§ **Exercise instructions**
Repeat the listing exactly as given, omitting every image.

(Saved entries)

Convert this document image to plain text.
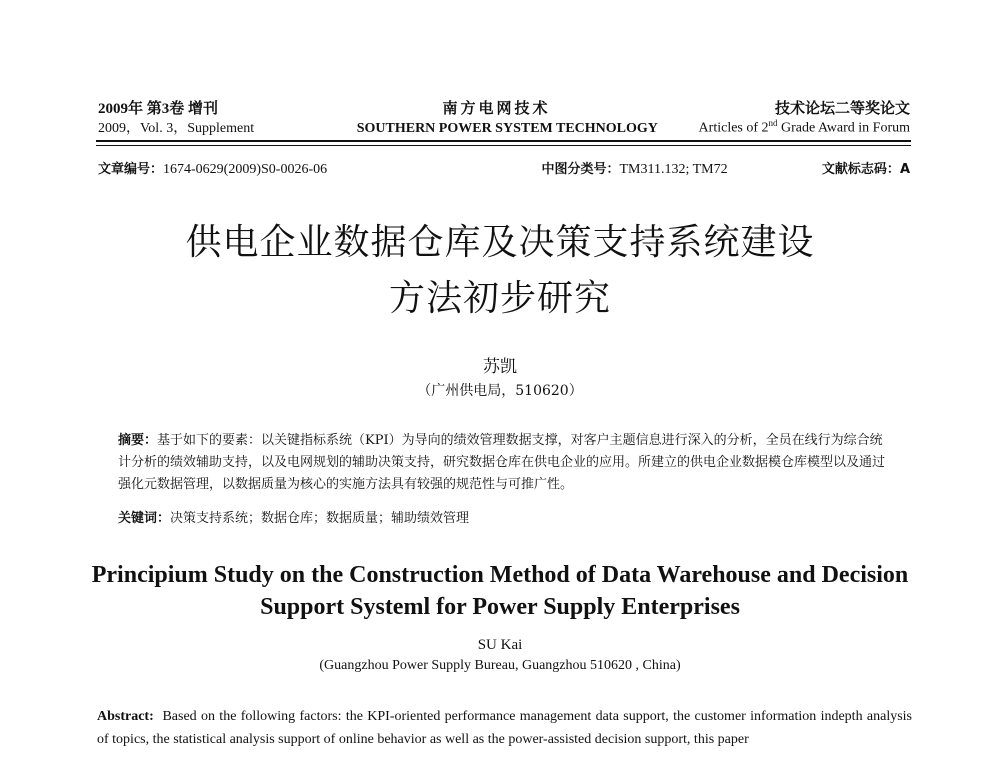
2009年 第3卷 增刊	南方电网技术	技术论坛二等奖论文
2009，Vol. 3，Supplement	SOUTHERN POWER SYSTEM TECHNOLOGY	Articles of 2nd Grade Award in Forum
文章编号：1674-0629(2009)S0-0026-06	中图分类号：TM311.132; TM72	文献标志码：A
供电企业数据仓库及决策支持系统建设
方法初步研究
苏凯
（广州供电局，510620）
摘要：基于如下的要素：以关键指标系统（KPI）为导向的绩效管理数据支撑，对客户主题信息进行深入的分析，全员在线行为综合统计分析的绩效辅助支持，以及电网规划的辅助决策支持，研究数据仓库在供电企业的应用。所建立的供电企业数据模仓库模型以及通过强化元数据管理，以数据质量为核心的实施方法具有较强的规范性与可推广性。
关键词：决策支持系统；数据仓库；数据质量；辅助绩效管理
Principium Study on the Construction Method of Data Warehouse and Decision
Support Systeml for Power Supply Enterprises
SU Kai
(Guangzhou Power Supply Bureau, Guangzhou 510620 , China)
Abstract: Based on the following factors: the KPI-oriented performance management data support, the customer information indepth analysis of topics, the statistical analysis support of online behavior as well as the power-assisted decision support, this paper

§ **Expected answer**
Convert this document image to plain text.
2009年 第3卷 增刊	南方电网技术	技术论坛二等奖论文
2009，Vol. 3，Supplement	SOUTHERN POWER SYSTEM TECHNOLOGY	Articles of 2nd Grade Award in Forum
文章编号：1674-0629(2009)S0-0026-06	中图分类号：TM311.132; TM72	文献标志码：A
供电企业数据仓库及决策支持系统建设
方法初步研究
苏凯
（广州供电局，510620）
摘要：基于如下的要素：以关键指标系统（KPI）为导向的绩效管理数据支撑，对客户主题信息进行深入的分析，全员在线行为综合统计分析的绩效辅助支持，以及电网规划的辅助决策支持，研究数据仓库在供电企业的应用。所建立的供电企业数据模仓库模型以及通过强化元数据管理，以数据质量为核心的实施方法具有较强的规范性与可推广性。
关键词：决策支持系统；数据仓库；数据质量；辅助绩效管理
Principium Study on the Construction Method of Data Warehouse and Decision
Support Systeml for Power Supply Enterprises
SU Kai
(Guangzhou Power Supply Bureau, Guangzhou 510620 , China)
Abstract: Based on the following factors: the KPI-oriented performance management data support, the customer information indepth analysis of topics, the statistical analysis support of online behavior as well as the power-assisted decision support, this paper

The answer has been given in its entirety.